**Page extract**
*****

He then said about the bombs:

“When you look at it sanely you know that no possible good could come from acts like that. The fanatics want to kill men like Morgan and Rockefeller because they are rich and the fanatics themselves are starving. Men like that never traveled to open their own mail, and some helpless servant or underling is the victim- someone of their own class, who, maybe, is skipping and starving along on his little money as the anarchists… I know because I've lived among them my whole life, even though I've been a bit luckier than millions of them. they get mad like starving beasts. and a starving beast has just one passion- to kill. Men want to kill the men who are grinding down to misery, and they will go about it as madly as beasts.”

It’s complicated. We don't get to see a lot from the normal people of the time. I have said, and I will say again and again, that “the people” wanted something. But the people don't have any one mind on things. There's always going to be this guy, a normal person, who sees the world in the way a normal person would. and it's interesting to hear what he says about things. I guess… props to the FBI for acknowledging that it wasn't government agents that managed to find the bombs. Well, unfortunately, when I say find the bombs, I mean find most of the bombs.

*****

**Complete the following**
**A)** According to the quoted speaker in the passage about the bombs, why could no good come from mailing bombs to men like Morgan and Rockefeller?
**B)** Continue the passage about the bombs, beginning after its final sentence.

*****

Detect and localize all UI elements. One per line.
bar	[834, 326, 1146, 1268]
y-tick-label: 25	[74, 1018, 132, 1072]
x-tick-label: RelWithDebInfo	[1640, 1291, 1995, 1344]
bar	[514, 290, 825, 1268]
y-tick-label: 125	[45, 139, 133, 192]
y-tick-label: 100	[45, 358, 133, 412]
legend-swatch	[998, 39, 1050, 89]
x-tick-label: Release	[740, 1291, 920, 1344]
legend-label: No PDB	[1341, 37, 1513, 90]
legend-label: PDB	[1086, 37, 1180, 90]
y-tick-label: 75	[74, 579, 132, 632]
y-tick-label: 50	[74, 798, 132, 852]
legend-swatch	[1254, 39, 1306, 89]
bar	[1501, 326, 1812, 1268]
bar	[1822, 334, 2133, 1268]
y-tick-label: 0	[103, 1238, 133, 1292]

*****

**Responses per task**
**A)** Men like Morgan and Rockefeller never open their own mail, so the victim is a helpless servant or underling. That person belongs to the fanatics' own class and may be getting by on as little money as the anarchists themselves.

**B)**
It's April 29, 1919, and a housekeeper named Ethel Wlliams just took in the mail. She worked for a former senator, Thomas Hardwick. he has not appeared in the story at all, and will not appear anymore, because he is not important. She opened a package. I'm sure that you can guess what was in it.

The bomb blew off her hands. Ms. Hardwick, standing nearby, also suffered burns. The former senator had nothing bad happen to him because he was too lazy to go get his own mail. You know, for all of my complicated thoughts about the postal clerk's words, he was definitely right on the money with the “Who do you think is going to find the bombs?”

Some of the other people who received bombs were the Postmaster General, a guy named Albert S. Burleson. I was just going to list off people, and then I realized how bad this guy was. He “has been called the worst postmaster general in American history,” according to historian G.J. Meyer, “but that is unfair; he introduced parcel post and airmail and improved rural service. It is fair to say, however, that he may have been the worst human being ever to serve as postmaster general.” Born in Texas to a wealthy Southern planter family in 1863, so I think you can guess what side of the war his father was on. That's right, a confederate officer. Apparently, he cried at the sight of a parade of elderly confederate veterans. You know what I call Confederate veterans? Easy targets. He would be crying a lot harder if I had been there. I think you’re allowed to say that about a bunch of dead people.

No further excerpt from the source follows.